*AIM:* Copy out each line that includes the word "Estimation".

*DATA IN THIS EXERCISE:*
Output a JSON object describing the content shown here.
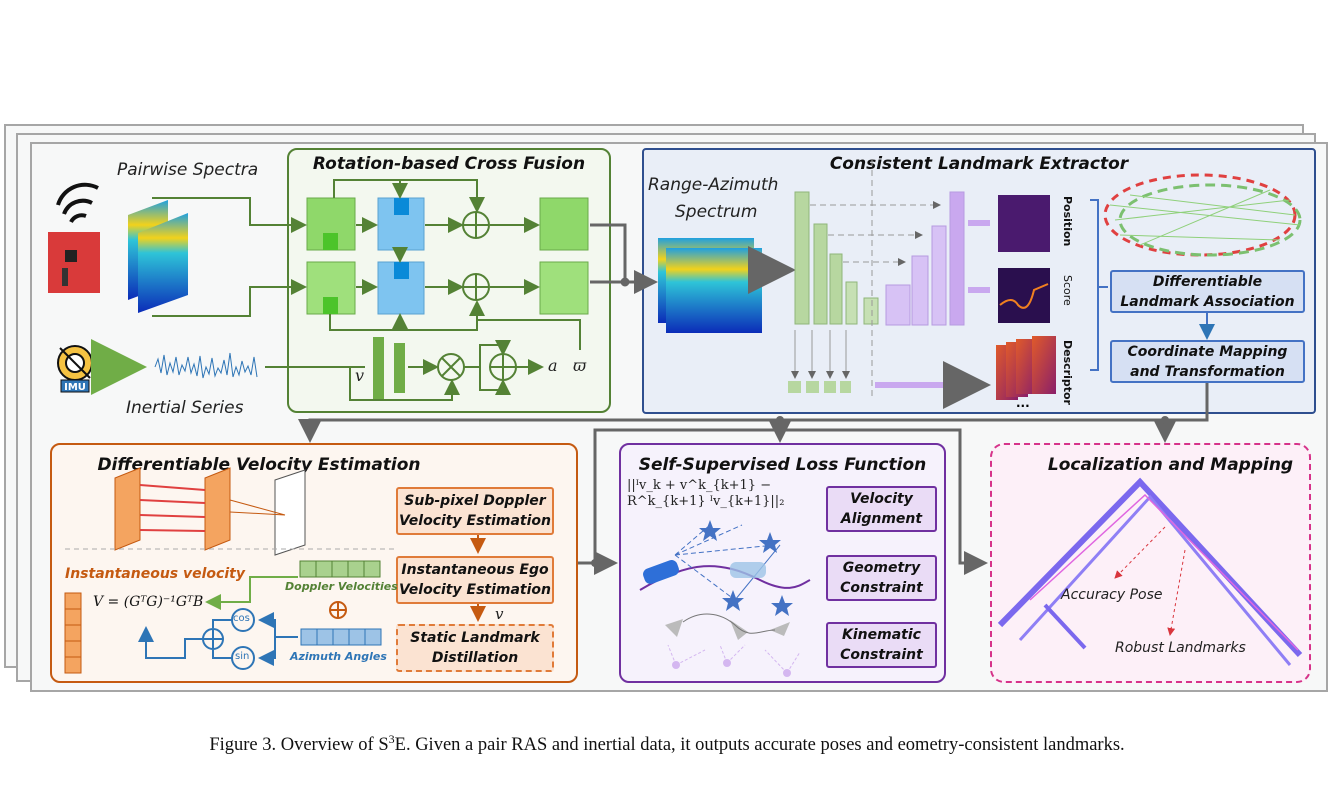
{
  "figure": {
    "caption_prefix": "Figure 3. Overview of S",
    "caption_sup": "3",
    "caption_rest": "E. Given a pair RAS and inertial data, it outputs accurate poses and eometry-consistent landmarks."
  },
  "inputs": {
    "pairwise_spectra": "Pairwise Spectra",
    "inertial_series": "Inertial Series",
    "imu_badge": "IMU",
    "radar_icon": "radar-board-icon",
    "imu_icon": "imu-gyroscope-icon"
  },
  "cross_fusion": {
    "title": "Rotation-based  Cross Fusion",
    "v_symbol": "v",
    "a_symbol": "a",
    "omega_symbol": "ϖ"
  },
  "landmark_extractor": {
    "title": "Consistent  Landmark  Extractor",
    "spectrum_label_1": "Range-Azimuth",
    "spectrum_label_2": "Spectrum",
    "outputs": [
      "Position",
      "Score",
      "Descriptor"
    ],
    "ellipsis": "...",
    "association": "Differentiable Landmark Association",
    "mapping": "Coordinate Mapping and Transformation"
  },
  "velocity": {
    "title": "Differentiable  Velocity  Estimation",
    "steps": [
      "Sub-pixel Doppler Velocity Estimation",
      "Instantaneous Ego Velocity Estimation",
      "Static Landmark Distillation"
    ],
    "v_symbol": "v",
    "instantaneous_label": "Instantaneous velocity",
    "formula": "V = (GᵀG)⁻¹GᵀB",
    "doppler": "Doppler Velocities",
    "azimuth": "Azimuth Angles",
    "cos": "cos",
    "sin": "sin"
  },
  "loss": {
    "title": "Self-Supervised  Loss Function",
    "formula": "||ᴵv_k + v^k_{k+1} − R^k_{k+1} ᴵv_{k+1}||₂",
    "terms": [
      "Velocity Alignment",
      "Geometry Constraint",
      "Kinematic Constraint"
    ]
  },
  "localization": {
    "title": "Localization  and  Mapping",
    "pose_label": "Accuracy Pose",
    "landmarks_label": "Robust Landmarks"
  },
  "colors": {
    "fusion": "#548235",
    "extractor": "#2f4f8f",
    "velocity": "#c55a11",
    "loss": "#7030a0",
    "localization": "#d6338a"
  }
}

*THE OUTPUT:*
    "title": "Differentiable  Velocity  Estimation",
      "Sub-pixel Doppler Velocity Estimation",
      "Instantaneous Ego Velocity Estimation",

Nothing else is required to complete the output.